▶ _TEXT SEGMENT_
It was nearly twenty years ago  that God came and rescued me out of the darkness I was in.  He chose one of the most shameful moments He possibly could to show up and pull the scales off of my eyes.  I will never forget sitting on the couch that night while I was strung out on drugs as God spoke to me and answered every question I had for Him about life.  I got up off that couch and I was no longer blind.  I did a complete 180-degree turn after that conversation . . . giving up a life of drugs, alcohol, and self gratification and turned my life over to Christ.  I could only compare the months and even the initial years that followed that night to finding new romance.  It was like a high for me.  I was overflowing with zeal and passion for God. I was in full pursuit of Him and He continued His pursuit of me as well.  I literally thought I could walk on water during that season.  I felt like I could dodge bullets.  No, I really mean it . . . I literally thought I could dodge bullets.  Who knows . . . maybe I could have!  I know my faith and belief in God were great!  My faith and excitement were “like a child”. . .  as Jesus said.

 

But somewhere along the way in the years that followed, something happened. A mortgage and bills happened. Running a business happened. Marriage and children happened.  I believe the words Jesus used were . . . “the worries and cares of this world” happened!  And just as He said would happen in that parable . . . they were choking out the fruit of the Spirit within my life!  Its interesting that Jesus used the word “choke” , because I remember at times feeling like I was literally suffocating.  That childlike faith I once had slowly began to  dwindle and was replaced with more and more days of anxiety and fear and anger.  That joy I once had was replaced with on and off seasons of depression.  Peace was replaced with discontentment.   Amid all of this my life slowly seemed to  resemble more and more of the world  I had supposedly forsaken to follow Christ.

▶ _RECORDS PROVIDED_
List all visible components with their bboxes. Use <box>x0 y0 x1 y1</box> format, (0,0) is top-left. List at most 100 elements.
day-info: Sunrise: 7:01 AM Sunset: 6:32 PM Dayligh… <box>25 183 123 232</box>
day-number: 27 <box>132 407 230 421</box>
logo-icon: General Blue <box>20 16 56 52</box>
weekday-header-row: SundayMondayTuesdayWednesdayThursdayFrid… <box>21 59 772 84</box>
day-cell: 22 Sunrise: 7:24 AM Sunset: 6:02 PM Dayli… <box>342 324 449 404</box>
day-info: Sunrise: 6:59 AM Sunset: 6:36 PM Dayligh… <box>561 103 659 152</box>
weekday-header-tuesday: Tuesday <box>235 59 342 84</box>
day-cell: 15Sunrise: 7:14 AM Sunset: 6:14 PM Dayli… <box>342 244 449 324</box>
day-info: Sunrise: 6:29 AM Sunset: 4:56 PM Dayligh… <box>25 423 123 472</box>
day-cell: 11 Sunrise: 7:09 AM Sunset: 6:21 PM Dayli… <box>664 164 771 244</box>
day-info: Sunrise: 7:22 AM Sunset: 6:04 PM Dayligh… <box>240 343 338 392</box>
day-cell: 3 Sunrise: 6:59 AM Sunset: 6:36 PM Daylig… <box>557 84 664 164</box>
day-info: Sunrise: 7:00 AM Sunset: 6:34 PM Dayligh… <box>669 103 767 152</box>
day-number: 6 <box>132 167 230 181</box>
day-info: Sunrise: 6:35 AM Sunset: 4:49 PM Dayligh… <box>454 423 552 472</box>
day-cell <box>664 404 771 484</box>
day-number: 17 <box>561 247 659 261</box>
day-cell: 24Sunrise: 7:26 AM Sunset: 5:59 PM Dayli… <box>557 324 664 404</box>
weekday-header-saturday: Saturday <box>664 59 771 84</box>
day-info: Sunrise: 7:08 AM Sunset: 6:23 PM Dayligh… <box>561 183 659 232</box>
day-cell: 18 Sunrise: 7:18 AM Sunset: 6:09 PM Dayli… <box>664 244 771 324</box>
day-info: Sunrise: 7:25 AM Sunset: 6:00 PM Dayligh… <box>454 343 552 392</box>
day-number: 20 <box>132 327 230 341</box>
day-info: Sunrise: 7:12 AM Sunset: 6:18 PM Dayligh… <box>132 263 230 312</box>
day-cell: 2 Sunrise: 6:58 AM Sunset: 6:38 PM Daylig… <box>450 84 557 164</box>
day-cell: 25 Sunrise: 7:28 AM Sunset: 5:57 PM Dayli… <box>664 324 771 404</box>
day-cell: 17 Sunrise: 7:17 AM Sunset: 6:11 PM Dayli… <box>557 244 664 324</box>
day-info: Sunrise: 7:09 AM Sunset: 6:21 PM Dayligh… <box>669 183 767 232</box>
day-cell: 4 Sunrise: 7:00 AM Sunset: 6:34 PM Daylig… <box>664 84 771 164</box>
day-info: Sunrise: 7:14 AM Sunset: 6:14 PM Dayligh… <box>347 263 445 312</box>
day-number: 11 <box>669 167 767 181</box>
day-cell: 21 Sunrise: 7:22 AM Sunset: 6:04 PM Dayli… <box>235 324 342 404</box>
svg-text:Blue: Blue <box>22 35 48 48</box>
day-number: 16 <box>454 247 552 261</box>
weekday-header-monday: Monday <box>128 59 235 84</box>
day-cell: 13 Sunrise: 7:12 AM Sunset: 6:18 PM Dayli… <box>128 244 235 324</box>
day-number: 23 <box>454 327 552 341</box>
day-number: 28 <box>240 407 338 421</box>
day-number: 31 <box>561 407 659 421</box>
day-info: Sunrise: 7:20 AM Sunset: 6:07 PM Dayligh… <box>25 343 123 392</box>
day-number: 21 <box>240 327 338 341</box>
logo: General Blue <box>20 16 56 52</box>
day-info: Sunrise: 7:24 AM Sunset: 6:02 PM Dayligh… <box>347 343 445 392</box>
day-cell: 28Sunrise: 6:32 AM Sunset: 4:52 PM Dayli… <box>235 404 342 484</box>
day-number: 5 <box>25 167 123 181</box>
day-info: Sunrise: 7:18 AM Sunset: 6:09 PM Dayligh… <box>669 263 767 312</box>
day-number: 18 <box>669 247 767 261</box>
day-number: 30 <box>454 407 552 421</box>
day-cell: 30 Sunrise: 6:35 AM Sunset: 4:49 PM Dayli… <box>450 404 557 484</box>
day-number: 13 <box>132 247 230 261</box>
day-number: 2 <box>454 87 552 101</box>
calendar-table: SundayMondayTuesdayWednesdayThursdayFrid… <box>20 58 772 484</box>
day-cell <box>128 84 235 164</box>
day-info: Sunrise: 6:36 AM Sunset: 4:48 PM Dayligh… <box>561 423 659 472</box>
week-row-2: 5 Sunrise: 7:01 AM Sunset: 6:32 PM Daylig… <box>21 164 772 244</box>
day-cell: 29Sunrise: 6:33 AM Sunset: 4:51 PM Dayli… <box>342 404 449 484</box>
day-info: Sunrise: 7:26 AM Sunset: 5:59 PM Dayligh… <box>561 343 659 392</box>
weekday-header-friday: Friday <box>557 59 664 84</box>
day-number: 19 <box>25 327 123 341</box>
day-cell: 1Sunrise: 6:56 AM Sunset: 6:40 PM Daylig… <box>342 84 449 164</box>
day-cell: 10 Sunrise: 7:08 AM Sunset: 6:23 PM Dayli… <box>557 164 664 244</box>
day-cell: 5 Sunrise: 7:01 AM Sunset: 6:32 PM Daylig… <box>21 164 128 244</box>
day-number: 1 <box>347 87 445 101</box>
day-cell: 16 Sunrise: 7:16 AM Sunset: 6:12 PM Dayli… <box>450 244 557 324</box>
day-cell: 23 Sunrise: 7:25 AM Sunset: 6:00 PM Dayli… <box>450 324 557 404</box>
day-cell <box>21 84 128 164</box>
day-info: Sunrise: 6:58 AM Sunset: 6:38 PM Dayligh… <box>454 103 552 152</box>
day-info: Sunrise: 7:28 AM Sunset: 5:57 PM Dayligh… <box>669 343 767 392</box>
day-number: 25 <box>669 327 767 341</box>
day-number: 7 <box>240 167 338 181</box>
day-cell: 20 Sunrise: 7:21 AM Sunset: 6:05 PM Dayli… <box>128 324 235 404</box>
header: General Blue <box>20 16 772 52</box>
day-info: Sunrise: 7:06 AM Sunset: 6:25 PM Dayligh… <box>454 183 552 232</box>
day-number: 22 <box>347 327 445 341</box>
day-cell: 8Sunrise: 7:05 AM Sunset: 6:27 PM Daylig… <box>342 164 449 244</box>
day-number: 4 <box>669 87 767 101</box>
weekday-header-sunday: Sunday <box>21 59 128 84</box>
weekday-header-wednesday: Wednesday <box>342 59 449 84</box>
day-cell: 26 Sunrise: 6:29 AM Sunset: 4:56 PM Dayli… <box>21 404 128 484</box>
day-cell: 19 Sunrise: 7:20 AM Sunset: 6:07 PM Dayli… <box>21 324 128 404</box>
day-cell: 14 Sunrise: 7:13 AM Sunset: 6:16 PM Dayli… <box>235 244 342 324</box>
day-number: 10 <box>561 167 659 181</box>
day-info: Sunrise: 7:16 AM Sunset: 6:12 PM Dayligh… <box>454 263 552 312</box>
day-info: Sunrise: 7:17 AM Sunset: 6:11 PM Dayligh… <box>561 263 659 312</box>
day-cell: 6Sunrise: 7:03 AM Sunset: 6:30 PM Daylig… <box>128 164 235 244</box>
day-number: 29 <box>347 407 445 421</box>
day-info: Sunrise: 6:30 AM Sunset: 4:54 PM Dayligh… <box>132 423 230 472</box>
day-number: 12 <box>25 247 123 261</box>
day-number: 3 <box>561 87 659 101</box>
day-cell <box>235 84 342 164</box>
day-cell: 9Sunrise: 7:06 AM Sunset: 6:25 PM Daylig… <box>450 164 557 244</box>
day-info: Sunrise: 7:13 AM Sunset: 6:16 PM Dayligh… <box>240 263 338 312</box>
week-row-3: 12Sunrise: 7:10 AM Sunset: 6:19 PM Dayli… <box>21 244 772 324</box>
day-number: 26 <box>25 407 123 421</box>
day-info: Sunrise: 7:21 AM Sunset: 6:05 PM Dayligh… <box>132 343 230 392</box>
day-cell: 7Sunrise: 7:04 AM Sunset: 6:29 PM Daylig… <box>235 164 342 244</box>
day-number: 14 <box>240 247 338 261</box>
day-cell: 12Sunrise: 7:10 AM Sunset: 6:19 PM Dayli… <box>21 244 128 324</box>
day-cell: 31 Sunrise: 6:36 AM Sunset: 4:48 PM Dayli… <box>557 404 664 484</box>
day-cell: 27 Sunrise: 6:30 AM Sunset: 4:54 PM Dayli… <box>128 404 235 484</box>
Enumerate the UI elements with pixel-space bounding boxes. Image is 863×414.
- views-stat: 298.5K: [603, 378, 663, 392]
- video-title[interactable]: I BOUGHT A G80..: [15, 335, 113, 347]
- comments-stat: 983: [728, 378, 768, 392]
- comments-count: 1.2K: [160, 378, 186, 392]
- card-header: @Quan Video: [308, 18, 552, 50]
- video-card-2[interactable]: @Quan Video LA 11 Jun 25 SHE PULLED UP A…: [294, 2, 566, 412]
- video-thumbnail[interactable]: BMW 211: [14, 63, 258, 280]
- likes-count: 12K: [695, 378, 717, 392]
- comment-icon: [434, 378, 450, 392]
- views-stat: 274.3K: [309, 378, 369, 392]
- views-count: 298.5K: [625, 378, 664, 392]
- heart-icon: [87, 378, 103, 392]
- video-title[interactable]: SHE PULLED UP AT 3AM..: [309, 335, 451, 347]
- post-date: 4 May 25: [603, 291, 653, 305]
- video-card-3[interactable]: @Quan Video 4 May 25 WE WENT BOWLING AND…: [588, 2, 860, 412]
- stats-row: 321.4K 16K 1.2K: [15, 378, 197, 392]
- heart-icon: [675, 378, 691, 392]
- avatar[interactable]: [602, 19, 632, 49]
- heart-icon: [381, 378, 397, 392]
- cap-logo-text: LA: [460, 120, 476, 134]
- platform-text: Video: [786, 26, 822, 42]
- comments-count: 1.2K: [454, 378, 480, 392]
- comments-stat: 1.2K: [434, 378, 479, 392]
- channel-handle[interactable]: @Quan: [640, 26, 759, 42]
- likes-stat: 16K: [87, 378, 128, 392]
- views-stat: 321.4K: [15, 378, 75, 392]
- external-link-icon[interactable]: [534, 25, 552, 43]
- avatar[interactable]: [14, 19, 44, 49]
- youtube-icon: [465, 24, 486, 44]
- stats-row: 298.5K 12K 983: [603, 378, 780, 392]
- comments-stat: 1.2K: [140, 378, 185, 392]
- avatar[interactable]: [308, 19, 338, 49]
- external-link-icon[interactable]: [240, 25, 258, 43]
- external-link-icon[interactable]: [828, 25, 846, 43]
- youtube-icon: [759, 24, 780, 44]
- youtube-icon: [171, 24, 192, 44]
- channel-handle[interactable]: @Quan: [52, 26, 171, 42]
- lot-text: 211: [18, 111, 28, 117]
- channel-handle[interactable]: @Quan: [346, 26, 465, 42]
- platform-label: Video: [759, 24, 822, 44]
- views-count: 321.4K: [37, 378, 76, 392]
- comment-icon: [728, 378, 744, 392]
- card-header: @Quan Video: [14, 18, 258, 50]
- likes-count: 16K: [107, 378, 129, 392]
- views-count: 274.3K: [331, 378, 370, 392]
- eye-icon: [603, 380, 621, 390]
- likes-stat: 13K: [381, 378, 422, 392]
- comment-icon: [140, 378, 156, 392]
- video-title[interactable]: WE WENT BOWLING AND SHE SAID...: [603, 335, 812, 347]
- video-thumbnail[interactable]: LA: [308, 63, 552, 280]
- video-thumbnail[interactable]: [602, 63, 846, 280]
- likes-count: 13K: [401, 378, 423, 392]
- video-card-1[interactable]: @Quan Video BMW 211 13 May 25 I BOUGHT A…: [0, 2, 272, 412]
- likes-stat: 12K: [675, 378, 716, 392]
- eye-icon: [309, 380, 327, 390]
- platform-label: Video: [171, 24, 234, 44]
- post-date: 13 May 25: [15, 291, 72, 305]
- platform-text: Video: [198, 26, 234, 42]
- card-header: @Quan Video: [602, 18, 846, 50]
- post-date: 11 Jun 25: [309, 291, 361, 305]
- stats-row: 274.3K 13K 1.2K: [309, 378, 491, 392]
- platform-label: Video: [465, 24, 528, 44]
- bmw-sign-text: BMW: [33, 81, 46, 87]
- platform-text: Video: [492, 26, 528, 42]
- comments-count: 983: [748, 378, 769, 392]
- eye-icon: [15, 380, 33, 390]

▶ _TASKS TO COMPLETE_
(1) According to the testimony, what did the narrator give up after the conversation on the couch?
(2) Rewrite the passage of the testimony starting with "But somewhere along" and going on through "to follow Christ.", putting "restlessness" in place of "discontentment".

▶ _SET OF ANSWERS_
(1) A life of drugs, alcohol, and self gratification.

(2)
But somewhere along the way in the years that followed, something happened. A mortgage and bills happened. Running a business happened. Marriage and children happened.  I believe the words Jesus used were . . . “the worries and cares of this world” happened!  And just as He said would happen in that parable . . . they were choking out the fruit of the Spirit within my life!  Its interesting that Jesus used the word “choke” , because I remember at times feeling like I was literally suffocating.  That childlike faith I once had slowly began to  dwindle and was replaced with more and more days of anxiety and fear and anger.  That joy I once had was replaced with on and off seasons of depression.  Peace was replaced with restlessness.   Amid all of this my life slowly seemed to  resemble more and more of the world  I had supposedly forsaken to follow Christ.